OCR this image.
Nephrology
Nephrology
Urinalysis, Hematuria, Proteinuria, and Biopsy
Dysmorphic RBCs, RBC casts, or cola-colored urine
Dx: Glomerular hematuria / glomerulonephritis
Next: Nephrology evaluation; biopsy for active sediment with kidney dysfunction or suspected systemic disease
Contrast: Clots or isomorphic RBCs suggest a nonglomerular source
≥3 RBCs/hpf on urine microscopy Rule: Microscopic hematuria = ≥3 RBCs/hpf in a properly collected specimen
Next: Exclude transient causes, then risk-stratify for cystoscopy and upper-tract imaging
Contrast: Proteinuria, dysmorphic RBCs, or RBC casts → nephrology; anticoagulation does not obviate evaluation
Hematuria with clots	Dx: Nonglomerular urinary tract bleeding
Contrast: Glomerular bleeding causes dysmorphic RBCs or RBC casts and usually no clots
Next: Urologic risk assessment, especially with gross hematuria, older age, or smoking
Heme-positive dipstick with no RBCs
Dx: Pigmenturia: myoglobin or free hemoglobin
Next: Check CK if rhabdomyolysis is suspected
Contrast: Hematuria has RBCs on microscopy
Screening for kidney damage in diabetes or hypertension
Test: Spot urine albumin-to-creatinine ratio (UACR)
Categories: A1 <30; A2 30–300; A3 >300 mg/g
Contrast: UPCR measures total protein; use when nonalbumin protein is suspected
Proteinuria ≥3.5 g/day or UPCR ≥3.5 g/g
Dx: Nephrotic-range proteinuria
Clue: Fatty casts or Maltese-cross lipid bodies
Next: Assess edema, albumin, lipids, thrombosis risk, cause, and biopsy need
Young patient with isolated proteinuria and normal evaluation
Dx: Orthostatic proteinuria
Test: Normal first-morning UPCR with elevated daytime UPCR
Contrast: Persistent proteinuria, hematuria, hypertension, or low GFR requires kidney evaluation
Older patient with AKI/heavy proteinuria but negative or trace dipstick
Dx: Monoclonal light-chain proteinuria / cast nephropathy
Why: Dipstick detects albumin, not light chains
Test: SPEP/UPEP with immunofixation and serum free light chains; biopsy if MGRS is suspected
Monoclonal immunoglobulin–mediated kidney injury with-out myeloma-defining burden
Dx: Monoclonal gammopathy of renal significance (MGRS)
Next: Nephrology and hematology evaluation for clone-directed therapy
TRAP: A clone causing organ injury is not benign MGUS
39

## Exercise prompt
An exact copy of the data is needed.

## Exercise result
OCR this image.
Nephrology
Nephrology
Urinalysis, Hematuria, Proteinuria, and Biopsy
Dysmorphic RBCs, RBC casts, or cola-colored urine
Dx: Glomerular hematuria / glomerulonephritis
Next: Nephrology evaluation; biopsy for active sediment with kidney dysfunction or suspected systemic disease
Contrast: Clots or isomorphic RBCs suggest a nonglomerular source
≥3 RBCs/hpf on urine microscopy Rule: Microscopic hematuria = ≥3 RBCs/hpf in a properly collected specimen
Next: Exclude transient causes, then risk-stratify for cystoscopy and upper-tract imaging
Contrast: Proteinuria, dysmorphic RBCs, or RBC casts → nephrology; anticoagulation does not obviate evaluation
Hematuria with clots	Dx: Nonglomerular urinary tract bleeding
Contrast: Glomerular bleeding causes dysmorphic RBCs or RBC casts and usually no clots
Next: Urologic risk assessment, especially with gross hematuria, older age, or smoking
Heme-positive dipstick with no RBCs
Dx: Pigmenturia: myoglobin or free hemoglobin
Next: Check CK if rhabdomyolysis is suspected
Contrast: Hematuria has RBCs on microscopy
Screening for kidney damage in diabetes or hypertension
Test: Spot urine albumin-to-creatinine ratio (UACR)
Categories: A1 <30; A2 30–300; A3 >300 mg/g
Contrast: UPCR measures total protein; use when nonalbumin protein is suspected
Proteinuria ≥3.5 g/day or UPCR ≥3.5 g/g
Dx: Nephrotic-range proteinuria
Clue: Fatty casts or Maltese-cross lipid bodies
Next: Assess edema, albumin, lipids, thrombosis risk, cause, and biopsy need
Young patient with isolated proteinuria and normal evaluation
Dx: Orthostatic proteinuria
Test: Normal first-morning UPCR with elevated daytime UPCR
Contrast: Persistent proteinuria, hematuria, hypertension, or low GFR requires kidney evaluation
Older patient with AKI/heavy proteinuria but negative or trace dipstick
Dx: Monoclonal light-chain proteinuria / cast nephropathy
Why: Dipstick detects albumin, not light chains
Test: SPEP/UPEP with immunofixation and serum free light chains; biopsy if MGRS is suspected
Monoclonal immunoglobulin–mediated kidney injury with-out myeloma-defining burden
Dx: Monoclonal gammopathy of renal significance (MGRS)
Next: Nephrology and hematology evaluation for clone-directed therapy
TRAP: A clone causing organ injury is not benign MGUS
39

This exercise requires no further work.